## Source passage
********************

For info Sick Related Classifications are:-

Industrial Injury
Sickness
Long Term Sick
Unauthorised Absence
Unauthorised


5) In a nutshell I am looking to identify and put a count on separate
periods of continuous sick absence/unauthorised absences for each
employee.

6) What I would then like to do is produce a 'sick related and
unauthorised absence' report that lists each employee together with
the 'count' and then underneath each employee the relevant lines of
absence entry as well as inserting the warning (see separate warning
table) entry at the appropriate point in the absence entry date
history.

7) The report is then ordered by the employee with the most counts

This will allow me then to manually glance at the report to work out
if someone has breached the standard.

I suspect that access could actually be designed to actually pick out
those who breach the standard automatically but I don't want you to
spend too much time on this

I attach the database with dummy data

Hopefully I have explained this well.


Thanks in advance
 

Attachments

To get you going on this, one approach could be
Define your annual period, whether it be calendar, financial or academic, but you'd need a table of these for each year unless you're only dealing with calendar year.
You'd also need a table of public holidays (PHs) so that you can ignore days in sick periods that straddle PHs. With these in place it would be a matter of taking each employee in turn and querying all sick periods in the defined annual period. For each period you'd go from the start date to the end date, testing each day in between to see if it's a weekend or PH, if not add one to the sickDay count. You can have different sick day counters for each type of Sick Related Classifications and increment accordingly as per absence type. When all sick periods for that employee have been processed you will have a total of all sick days for each type of absence.

********************

[Records from a dataset]
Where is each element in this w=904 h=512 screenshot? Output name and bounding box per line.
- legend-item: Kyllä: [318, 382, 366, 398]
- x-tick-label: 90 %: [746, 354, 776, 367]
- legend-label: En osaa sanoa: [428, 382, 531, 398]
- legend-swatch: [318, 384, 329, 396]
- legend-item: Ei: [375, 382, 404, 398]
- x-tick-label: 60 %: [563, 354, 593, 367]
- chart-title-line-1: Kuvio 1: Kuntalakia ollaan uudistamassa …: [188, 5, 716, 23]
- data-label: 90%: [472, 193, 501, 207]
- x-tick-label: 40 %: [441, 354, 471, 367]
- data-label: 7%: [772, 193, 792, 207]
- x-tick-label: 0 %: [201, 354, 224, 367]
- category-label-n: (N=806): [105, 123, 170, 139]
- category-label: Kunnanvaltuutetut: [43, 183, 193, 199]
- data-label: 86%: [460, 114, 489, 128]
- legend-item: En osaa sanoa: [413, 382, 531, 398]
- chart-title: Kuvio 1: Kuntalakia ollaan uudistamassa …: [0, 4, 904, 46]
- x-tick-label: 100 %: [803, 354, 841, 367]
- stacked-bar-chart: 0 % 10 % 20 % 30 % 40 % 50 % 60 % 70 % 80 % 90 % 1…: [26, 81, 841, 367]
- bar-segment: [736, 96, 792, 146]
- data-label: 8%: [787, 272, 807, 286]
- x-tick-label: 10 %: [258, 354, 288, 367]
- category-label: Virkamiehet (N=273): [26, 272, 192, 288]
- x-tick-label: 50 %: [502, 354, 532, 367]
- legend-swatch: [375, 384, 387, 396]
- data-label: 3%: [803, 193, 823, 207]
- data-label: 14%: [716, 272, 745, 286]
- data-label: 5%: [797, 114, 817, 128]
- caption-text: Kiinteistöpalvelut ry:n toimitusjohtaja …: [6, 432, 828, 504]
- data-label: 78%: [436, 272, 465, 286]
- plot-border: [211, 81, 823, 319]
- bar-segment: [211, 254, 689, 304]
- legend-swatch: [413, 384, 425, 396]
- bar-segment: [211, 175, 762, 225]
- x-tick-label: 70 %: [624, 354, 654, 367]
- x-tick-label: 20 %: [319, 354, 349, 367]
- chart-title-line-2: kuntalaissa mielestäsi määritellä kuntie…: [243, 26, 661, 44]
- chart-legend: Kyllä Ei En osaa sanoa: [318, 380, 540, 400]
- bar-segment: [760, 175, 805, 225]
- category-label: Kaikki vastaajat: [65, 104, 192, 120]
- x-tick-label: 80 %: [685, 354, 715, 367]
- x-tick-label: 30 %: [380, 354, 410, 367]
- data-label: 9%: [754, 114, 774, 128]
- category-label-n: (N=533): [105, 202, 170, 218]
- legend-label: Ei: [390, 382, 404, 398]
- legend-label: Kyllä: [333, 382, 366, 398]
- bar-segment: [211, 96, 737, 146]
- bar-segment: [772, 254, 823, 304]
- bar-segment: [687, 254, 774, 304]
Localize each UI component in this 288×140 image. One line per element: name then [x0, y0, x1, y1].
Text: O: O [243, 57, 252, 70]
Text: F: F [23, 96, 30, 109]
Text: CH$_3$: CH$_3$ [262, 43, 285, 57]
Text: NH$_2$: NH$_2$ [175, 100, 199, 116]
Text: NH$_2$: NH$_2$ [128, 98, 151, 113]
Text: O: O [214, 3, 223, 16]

********************

## Tasks to carry out
[a] Extract the rows from their first line through the line containing "- legend-swatch: [318, 384, 329, 396]", including both of those lines.
[b] Pick up the passage on counting employee sick absence periods right after its last sentence and continue it.

## Task-by-task outputs
[a]
Where is each element in this w=904 h=512 screenshot? Output name and bounding box per line.
- legend-item: Kyllä: [318, 382, 366, 398]
- x-tick-label: 90 %: [746, 354, 776, 367]
- legend-label: En osaa sanoa: [428, 382, 531, 398]
- legend-swatch: [318, 384, 329, 396]

[b]
As for the method to do this I would write functions
1) that would calculate if a given date was a weekend or PH, pass to it the date and it would return True/False
2) the main function that would work through a recordset of employees (outer loop) and for each employee (inner loop) you work through a recordset of all sick periods within your defined annual period. For each sick period, you'd have to test each day from start date to end date using function 1) and update the relevant absence type counter.

I would imagine you'd need some kind of absence summary table that would record the year, employeeID, and totals for each of the absence types. This table would be updated after each employee has been processed in function 2) above

Lots to think about as there many events and variables to monitor as the process executes.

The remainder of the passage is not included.